→ **Task goal**: Return the material word for word. Do not include the pictures.

%%

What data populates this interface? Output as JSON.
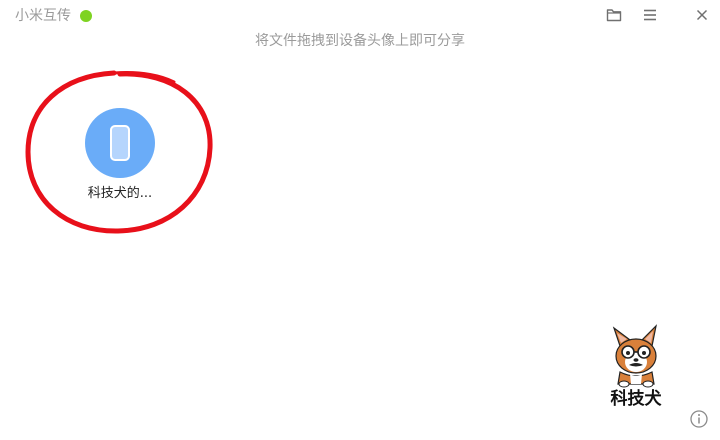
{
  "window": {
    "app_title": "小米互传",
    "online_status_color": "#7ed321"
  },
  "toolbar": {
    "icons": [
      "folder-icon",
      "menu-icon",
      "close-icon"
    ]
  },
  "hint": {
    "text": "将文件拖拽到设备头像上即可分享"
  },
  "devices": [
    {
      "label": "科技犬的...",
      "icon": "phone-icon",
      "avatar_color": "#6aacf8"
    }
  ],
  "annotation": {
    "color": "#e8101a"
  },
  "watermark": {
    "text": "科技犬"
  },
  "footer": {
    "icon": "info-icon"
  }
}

%%

→ **Result**:
What data populates this interface? Output as JSON.
{
  "window": {
    "app_title": "小米互传",
    "online_status_color": "#7ed321"
  },
  "toolbar": {
    "icons": [
      "folder-icon",
      "menu-icon",
      "close-icon"
    ]
  },
  "hint": {
    "text": "将文件拖拽到设备头像上即可分享"
  },
  "devices": [
    {
      "label": "科技犬的...",
      "icon": "phone-icon",
      "avatar_color": "#6aacf8"
    }
  ],
  "annotation": {
    "color": "#e8101a"
  },
  "watermark": {
    "text": "科技犬"
  },
  "footer": {
    "icon": "info-icon"
  }
}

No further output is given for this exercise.